Figure record extracts »
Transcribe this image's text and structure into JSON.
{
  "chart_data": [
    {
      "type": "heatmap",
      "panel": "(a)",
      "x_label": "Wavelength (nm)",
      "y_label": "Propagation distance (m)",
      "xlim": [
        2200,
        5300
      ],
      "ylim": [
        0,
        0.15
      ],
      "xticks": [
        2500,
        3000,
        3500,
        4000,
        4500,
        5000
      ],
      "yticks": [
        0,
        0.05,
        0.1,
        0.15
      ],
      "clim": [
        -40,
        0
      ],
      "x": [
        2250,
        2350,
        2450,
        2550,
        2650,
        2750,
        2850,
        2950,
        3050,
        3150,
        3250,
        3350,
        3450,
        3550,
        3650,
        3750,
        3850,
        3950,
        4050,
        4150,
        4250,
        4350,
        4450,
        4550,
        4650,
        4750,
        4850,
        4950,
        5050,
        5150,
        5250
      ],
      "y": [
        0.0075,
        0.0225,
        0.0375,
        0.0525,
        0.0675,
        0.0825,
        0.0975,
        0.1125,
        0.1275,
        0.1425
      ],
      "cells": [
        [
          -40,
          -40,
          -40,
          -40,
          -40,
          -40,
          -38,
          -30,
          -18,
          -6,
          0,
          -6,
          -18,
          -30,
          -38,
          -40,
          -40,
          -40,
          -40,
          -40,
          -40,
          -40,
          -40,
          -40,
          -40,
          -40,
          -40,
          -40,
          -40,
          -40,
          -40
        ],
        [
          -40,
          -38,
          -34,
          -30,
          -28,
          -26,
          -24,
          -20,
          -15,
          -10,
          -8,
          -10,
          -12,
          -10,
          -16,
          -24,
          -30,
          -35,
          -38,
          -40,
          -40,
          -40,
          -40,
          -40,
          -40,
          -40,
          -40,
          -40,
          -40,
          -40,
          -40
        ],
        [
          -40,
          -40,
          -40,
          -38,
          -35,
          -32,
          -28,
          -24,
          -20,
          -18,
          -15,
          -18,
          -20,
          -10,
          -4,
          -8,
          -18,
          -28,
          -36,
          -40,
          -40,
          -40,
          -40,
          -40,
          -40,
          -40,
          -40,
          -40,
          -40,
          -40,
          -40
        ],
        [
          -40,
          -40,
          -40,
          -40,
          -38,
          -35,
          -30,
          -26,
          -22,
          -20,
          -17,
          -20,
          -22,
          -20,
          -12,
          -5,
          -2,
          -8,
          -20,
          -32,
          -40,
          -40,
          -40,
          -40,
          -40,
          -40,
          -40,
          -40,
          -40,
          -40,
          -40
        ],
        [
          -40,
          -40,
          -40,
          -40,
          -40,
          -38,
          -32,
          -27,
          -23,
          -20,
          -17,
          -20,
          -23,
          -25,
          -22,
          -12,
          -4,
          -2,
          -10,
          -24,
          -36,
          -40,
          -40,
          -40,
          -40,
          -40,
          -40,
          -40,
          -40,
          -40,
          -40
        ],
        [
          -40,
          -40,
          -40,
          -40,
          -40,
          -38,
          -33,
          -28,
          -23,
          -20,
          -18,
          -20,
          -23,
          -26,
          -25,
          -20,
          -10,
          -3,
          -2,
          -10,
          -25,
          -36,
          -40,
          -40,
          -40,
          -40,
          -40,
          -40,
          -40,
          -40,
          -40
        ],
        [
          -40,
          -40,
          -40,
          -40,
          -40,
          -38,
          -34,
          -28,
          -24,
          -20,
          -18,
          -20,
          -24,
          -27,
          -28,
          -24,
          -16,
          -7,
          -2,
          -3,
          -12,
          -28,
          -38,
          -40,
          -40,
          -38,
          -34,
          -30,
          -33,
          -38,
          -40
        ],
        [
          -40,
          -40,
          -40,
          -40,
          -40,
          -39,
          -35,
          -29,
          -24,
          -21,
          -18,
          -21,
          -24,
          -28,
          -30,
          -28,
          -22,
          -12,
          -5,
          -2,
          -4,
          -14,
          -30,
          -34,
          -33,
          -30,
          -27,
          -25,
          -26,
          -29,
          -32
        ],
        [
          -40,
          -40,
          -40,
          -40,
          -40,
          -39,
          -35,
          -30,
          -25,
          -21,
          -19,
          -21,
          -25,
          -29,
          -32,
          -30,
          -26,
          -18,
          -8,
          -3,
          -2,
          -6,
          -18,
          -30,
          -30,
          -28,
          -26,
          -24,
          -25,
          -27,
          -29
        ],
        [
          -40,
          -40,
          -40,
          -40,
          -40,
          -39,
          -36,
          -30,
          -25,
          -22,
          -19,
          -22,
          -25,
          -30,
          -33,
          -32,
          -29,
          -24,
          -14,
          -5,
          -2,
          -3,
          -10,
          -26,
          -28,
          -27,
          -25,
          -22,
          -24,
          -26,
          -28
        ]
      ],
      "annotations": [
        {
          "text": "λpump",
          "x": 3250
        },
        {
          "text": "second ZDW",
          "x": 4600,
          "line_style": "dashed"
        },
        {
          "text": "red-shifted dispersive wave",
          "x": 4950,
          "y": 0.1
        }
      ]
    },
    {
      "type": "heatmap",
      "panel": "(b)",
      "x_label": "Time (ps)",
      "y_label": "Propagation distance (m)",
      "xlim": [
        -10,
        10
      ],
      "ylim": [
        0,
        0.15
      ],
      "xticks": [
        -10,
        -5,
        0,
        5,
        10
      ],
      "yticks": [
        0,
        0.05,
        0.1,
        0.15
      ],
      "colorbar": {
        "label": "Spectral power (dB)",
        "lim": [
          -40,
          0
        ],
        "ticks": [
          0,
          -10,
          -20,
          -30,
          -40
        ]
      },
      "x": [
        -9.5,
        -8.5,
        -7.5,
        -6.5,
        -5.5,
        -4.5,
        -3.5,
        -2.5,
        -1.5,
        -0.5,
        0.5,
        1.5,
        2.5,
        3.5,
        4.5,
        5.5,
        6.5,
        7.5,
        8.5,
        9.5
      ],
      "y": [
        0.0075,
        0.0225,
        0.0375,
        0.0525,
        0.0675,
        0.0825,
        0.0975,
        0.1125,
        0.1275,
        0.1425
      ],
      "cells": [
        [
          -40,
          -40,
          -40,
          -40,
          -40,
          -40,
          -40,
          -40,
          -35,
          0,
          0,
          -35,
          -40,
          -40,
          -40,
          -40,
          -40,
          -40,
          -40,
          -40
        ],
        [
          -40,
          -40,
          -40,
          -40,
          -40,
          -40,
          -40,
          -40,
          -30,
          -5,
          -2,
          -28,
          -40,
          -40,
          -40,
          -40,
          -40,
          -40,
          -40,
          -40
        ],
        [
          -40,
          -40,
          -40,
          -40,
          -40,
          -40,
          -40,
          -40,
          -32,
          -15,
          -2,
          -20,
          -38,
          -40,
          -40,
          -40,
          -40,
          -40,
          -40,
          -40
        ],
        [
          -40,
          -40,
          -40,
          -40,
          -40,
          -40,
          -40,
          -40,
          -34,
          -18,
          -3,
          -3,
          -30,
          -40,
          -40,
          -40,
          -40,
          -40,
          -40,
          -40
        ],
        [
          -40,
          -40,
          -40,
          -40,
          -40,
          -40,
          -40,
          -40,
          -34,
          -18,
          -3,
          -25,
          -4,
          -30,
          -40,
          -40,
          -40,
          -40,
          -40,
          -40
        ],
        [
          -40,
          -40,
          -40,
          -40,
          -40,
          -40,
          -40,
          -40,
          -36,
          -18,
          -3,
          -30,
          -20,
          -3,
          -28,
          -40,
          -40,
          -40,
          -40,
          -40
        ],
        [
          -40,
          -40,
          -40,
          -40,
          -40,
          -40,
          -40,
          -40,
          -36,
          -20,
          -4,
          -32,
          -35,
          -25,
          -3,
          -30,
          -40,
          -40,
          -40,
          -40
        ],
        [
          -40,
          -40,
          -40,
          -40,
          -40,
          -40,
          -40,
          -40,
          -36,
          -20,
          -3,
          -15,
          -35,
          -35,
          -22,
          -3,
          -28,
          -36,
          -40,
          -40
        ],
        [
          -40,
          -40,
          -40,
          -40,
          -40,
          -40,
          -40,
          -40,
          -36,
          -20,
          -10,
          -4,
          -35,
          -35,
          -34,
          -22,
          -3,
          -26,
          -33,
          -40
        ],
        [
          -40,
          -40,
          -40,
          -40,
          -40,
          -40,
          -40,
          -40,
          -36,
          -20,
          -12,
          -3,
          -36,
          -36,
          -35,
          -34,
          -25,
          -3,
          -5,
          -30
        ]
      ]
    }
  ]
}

Stated problem » From the material given, work out how many lines hold the string "text"; state that number and nothing further.

Task output » 4